Problem description
Give, as a bare number, the count of lines that contain the word "document".

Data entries

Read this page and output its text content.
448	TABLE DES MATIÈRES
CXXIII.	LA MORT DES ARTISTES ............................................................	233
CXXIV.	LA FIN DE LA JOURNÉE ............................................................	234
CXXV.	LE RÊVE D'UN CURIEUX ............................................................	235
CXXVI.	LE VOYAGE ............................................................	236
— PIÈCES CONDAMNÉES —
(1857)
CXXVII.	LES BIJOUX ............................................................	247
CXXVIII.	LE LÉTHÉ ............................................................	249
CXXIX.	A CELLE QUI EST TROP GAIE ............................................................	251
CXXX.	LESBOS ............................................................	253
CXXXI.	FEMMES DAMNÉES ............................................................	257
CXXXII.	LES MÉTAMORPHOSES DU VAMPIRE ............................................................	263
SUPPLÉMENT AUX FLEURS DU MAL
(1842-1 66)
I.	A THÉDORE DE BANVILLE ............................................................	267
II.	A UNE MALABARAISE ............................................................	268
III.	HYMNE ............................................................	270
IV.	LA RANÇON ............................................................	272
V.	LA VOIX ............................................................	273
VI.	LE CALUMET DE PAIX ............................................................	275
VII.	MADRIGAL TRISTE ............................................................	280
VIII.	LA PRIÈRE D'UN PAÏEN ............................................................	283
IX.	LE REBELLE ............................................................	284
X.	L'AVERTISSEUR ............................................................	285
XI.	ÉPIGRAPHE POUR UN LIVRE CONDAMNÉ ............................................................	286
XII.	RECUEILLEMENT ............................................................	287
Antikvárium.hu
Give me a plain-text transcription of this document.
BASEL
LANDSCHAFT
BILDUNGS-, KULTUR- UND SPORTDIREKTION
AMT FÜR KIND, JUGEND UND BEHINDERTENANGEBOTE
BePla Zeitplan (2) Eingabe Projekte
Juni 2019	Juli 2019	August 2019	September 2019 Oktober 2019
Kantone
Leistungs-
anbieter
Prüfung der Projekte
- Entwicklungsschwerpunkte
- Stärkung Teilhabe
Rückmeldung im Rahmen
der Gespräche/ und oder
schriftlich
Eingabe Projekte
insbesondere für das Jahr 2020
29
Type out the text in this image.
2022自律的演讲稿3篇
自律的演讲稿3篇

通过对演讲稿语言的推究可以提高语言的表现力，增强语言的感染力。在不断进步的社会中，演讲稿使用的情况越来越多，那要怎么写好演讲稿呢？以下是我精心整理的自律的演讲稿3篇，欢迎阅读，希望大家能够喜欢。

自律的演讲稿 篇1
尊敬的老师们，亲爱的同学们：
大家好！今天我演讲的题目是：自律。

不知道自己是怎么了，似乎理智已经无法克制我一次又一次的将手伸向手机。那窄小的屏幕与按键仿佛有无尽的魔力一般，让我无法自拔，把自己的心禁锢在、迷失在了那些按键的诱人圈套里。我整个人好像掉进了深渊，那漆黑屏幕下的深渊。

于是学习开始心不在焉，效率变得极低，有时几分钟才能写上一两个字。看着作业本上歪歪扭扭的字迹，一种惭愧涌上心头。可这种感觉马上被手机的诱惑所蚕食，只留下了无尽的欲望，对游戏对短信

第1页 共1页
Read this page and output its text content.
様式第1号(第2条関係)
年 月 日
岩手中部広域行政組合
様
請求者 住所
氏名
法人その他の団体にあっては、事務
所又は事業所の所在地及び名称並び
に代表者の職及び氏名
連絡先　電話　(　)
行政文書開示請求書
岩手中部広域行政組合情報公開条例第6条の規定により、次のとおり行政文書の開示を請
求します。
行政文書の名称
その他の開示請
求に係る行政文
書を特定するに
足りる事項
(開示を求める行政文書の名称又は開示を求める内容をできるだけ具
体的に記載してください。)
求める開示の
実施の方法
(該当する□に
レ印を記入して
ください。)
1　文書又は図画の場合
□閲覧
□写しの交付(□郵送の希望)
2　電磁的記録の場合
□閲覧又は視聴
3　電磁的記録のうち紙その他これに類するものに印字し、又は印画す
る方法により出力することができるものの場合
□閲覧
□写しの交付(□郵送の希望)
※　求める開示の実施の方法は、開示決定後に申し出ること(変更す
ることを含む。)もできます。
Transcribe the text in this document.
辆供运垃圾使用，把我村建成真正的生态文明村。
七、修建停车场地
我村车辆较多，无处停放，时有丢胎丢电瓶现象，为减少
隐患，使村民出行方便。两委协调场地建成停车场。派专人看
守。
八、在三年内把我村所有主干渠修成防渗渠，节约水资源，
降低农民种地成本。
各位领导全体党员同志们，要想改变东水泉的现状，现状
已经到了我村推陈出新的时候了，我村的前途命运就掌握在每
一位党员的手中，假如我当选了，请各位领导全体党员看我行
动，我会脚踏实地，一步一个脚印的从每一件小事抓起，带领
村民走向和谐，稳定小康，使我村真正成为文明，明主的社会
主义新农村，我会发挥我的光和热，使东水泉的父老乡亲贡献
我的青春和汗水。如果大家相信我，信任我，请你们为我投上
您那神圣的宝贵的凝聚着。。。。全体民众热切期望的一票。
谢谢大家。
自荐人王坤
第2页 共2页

Worked solution
2